— Exercise —
Restate each of the lines below word for word and drop every picture.
* begin *
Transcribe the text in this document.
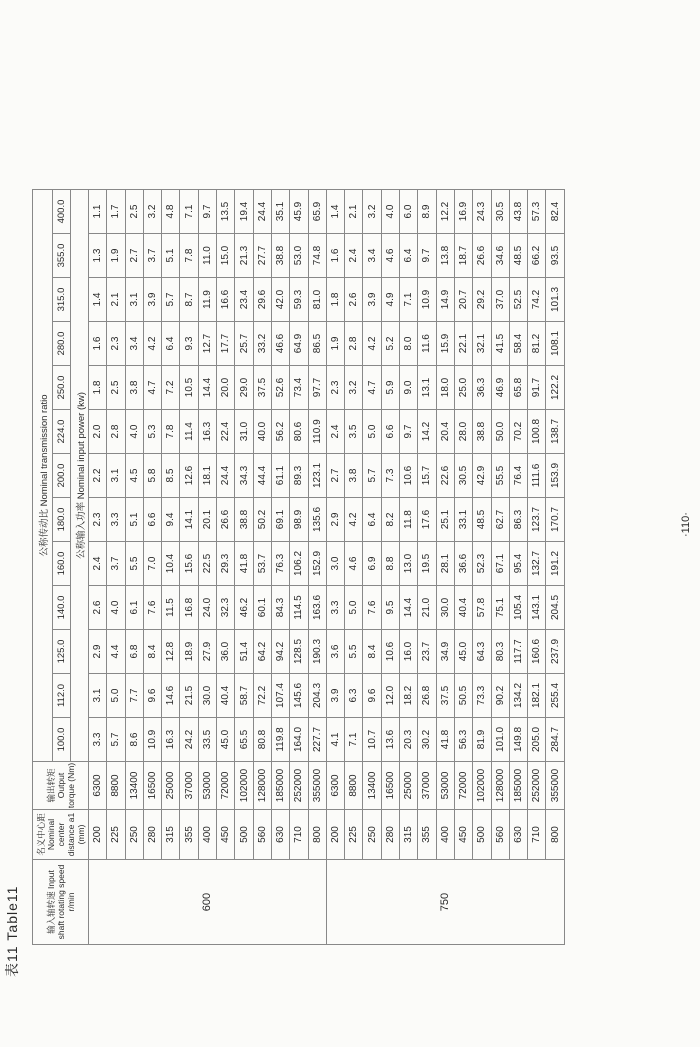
表11 Table11	输入轴转速 Input shaft rotating speed r/min	名义中心距 Nominal center distance a1 (mm)	输出转矩 Output torque (Nm)	公称传动比 Nominal transmission ratio												
			100.0	112.0	125.0	140.0	160.0	180.0	200.0	224.0	250.0	280.0	315.0	355.0	400.0
			公称输入功率 Nominal input power (kw)												
600	200	6300	3.3	3.1	2.9	2.6	2.4	2.3	2.2	2.0	1.8	1.6	1.4	1.3	1.1
	225	8800	5.7	5.0	4.4	4.0	3.7	3.3	3.1	2.8	2.5	2.3	2.1	1.9	1.7
	250	13400	8.6	7.7	6.8	6.1	5.5	5.1	4.5	4.0	3.8	3.4	3.1	2.7	2.5
	280	16500	10.9	9.6	8.4	7.6	7.0	6.6	5.8	5.3	4.7	4.2	3.9	3.7	3.2
	315	25000	16.3	14.6	12.8	11.5	10.4	9.4	8.5	7.8	7.2	6.4	5.7	5.1	4.8
	355	37000	24.2	21.5	18.9	16.8	15.6	14.1	12.6	11.4	10.5	9.3	8.7	7.8	7.1
	400	53000	33.5	30.0	27.9	24.0	22.5	20.1	18.1	16.3	14.4	12.7	11.9	11.0	9.7
	450	72000	45.0	40.4	36.0	32.3	29.3	26.6	24.4	22.4	20.0	17.7	16.6	15.0	13.5
	500	102000	65.5	58.7	51.4	46.2	41.8	38.8	34.3	31.0	29.0	25.7	23.4	21.3	19.4
	560	128000	80.8	72.2	64.2	60.1	53.7	50.2	44.4	40.0	37.5	33.2	29.6	27.7	24.4
	630	185000	119.8	107.4	94.2	84.3	76.3	69.1	61.1	56.2	52.6	46.6	42.0	38.8	35.1
	710	252000	164.0	145.6	128.5	114.5	106.2	98.9	89.3	80.6	73.4	64.9	59.3	53.0	45.9
	800	355000	227.7	204.3	190.3	163.6	152.9	135.6	123.1	110.9	97.7	86.5	81.0	74.8	65.9
750	200	6300	4.1	3.9	3.6	3.3	3.0	2.9	2.7	2.4	2.3	1.9	1.8	1.6	1.4
	225	8800	7.1	6.3	5.5	5.0	4.6	4.2	3.8	3.5	3.2	2.8	2.6	2.4	2.1
	250	13400	10.7	9.6	8.4	7.6	6.9	6.4	5.7	5.0	4.7	4.2	3.9	3.4	3.2
	280	16500	13.6	12.0	10.6	9.5	8.8	8.2	7.3	6.6	5.9	5.2	4.9	4.6	4.0
	315	25000	20.3	18.2	16.0	14.4	13.0	11.8	10.6	9.7	9.0	8.0	7.1	6.4	6.0
	355	37000	30.2	26.8	23.7	21.0	19.5	17.6	15.7	14.2	13.1	11.6	10.9	9.7	8.9
	400	53000	41.8	37.5	34.9	30.0	28.1	25.1	22.6	20.4	18.0	15.9	14.9	13.8	12.2
	450	72000	56.3	50.5	45.0	40.4	36.6	33.1	30.5	28.0	25.0	22.1	20.7	18.7	16.9
	500	102000	81.9	73.3	64.3	57.8	52.3	48.5	42.9	38.8	36.3	32.1	29.2	26.6	24.3
	560	128000	101.0	90.2	80.3	75.1	67.1	62.7	55.5	50.0	46.9	41.5	37.0	34.6	30.5
	630	185000	149.8	134.2	117.7	105.4	95.4	86.3	76.4	70.2	65.8	58.4	52.5	48.5	43.8
	710	252000	205.0	182.1	160.6	143.1	132.7	123.7	111.6	100.8	91.7	81.2	74.2	66.2	57.3
	800	355000	284.7	255.4	237.9	204.5	191.2	170.7	153.9	138.7	122.2	108.1	101.3	93.5	82.4
·110·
* end *
— Reply —
Transcribe the text in this document.
表11 Table11	输入轴转速 Input shaft rotating speed r/min	名义中心距 Nominal center distance a1 (mm)	输出转矩 Output torque (Nm)	公称传动比 Nominal transmission ratio												
			100.0	112.0	125.0	140.0	160.0	180.0	200.0	224.0	250.0	280.0	315.0	355.0	400.0
			公称输入功率 Nominal input power (kw)												
600	200	6300	3.3	3.1	2.9	2.6	2.4	2.3	2.2	2.0	1.8	1.6	1.4	1.3	1.1
	225	8800	5.7	5.0	4.4	4.0	3.7	3.3	3.1	2.8	2.5	2.3	2.1	1.9	1.7
	250	13400	8.6	7.7	6.8	6.1	5.5	5.1	4.5	4.0	3.8	3.4	3.1	2.7	2.5
	280	16500	10.9	9.6	8.4	7.6	7.0	6.6	5.8	5.3	4.7	4.2	3.9	3.7	3.2
	315	25000	16.3	14.6	12.8	11.5	10.4	9.4	8.5	7.8	7.2	6.4	5.7	5.1	4.8
	355	37000	24.2	21.5	18.9	16.8	15.6	14.1	12.6	11.4	10.5	9.3	8.7	7.8	7.1
	400	53000	33.5	30.0	27.9	24.0	22.5	20.1	18.1	16.3	14.4	12.7	11.9	11.0	9.7
	450	72000	45.0	40.4	36.0	32.3	29.3	26.6	24.4	22.4	20.0	17.7	16.6	15.0	13.5
	500	102000	65.5	58.7	51.4	46.2	41.8	38.8	34.3	31.0	29.0	25.7	23.4	21.3	19.4
	560	128000	80.8	72.2	64.2	60.1	53.7	50.2	44.4	40.0	37.5	33.2	29.6	27.7	24.4
	630	185000	119.8	107.4	94.2	84.3	76.3	69.1	61.1	56.2	52.6	46.6	42.0	38.8	35.1
	710	252000	164.0	145.6	128.5	114.5	106.2	98.9	89.3	80.6	73.4	64.9	59.3	53.0	45.9
	800	355000	227.7	204.3	190.3	163.6	152.9	135.6	123.1	110.9	97.7	86.5	81.0	74.8	65.9
750	200	6300	4.1	3.9	3.6	3.3	3.0	2.9	2.7	2.4	2.3	1.9	1.8	1.6	1.4
	225	8800	7.1	6.3	5.5	5.0	4.6	4.2	3.8	3.5	3.2	2.8	2.6	2.4	2.1
	250	13400	10.7	9.6	8.4	7.6	6.9	6.4	5.7	5.0	4.7	4.2	3.9	3.4	3.2
	280	16500	13.6	12.0	10.6	9.5	8.8	8.2	7.3	6.6	5.9	5.2	4.9	4.6	4.0
	315	25000	20.3	18.2	16.0	14.4	13.0	11.8	10.6	9.7	9.0	8.0	7.1	6.4	6.0
	355	37000	30.2	26.8	23.7	21.0	19.5	17.6	15.7	14.2	13.1	11.6	10.9	9.7	8.9
	400	53000	41.8	37.5	34.9	30.0	28.1	25.1	22.6	20.4	18.0	15.9	14.9	13.8	12.2
	450	72000	56.3	50.5	45.0	40.4	36.6	33.1	30.5	28.0	25.0	22.1	20.7	18.7	16.9
	500	102000	81.9	73.3	64.3	57.8	52.3	48.5	42.9	38.8	36.3	32.1	29.2	26.6	24.3
	560	128000	101.0	90.2	80.3	75.1	67.1	62.7	55.5	50.0	46.9	41.5	37.0	34.6	30.5
	630	185000	149.8	134.2	117.7	105.4	95.4	86.3	76.4	70.2	65.8	58.4	52.5	48.5	43.8
	710	252000	205.0	182.1	160.6	143.1	132.7	123.7	111.6	100.8	91.7	81.2	74.2	66.2	57.3
	800	355000	284.7	255.4	237.9	204.5	191.2	170.7	153.9	138.7	122.2	108.1	101.3	93.5	82.4
·110·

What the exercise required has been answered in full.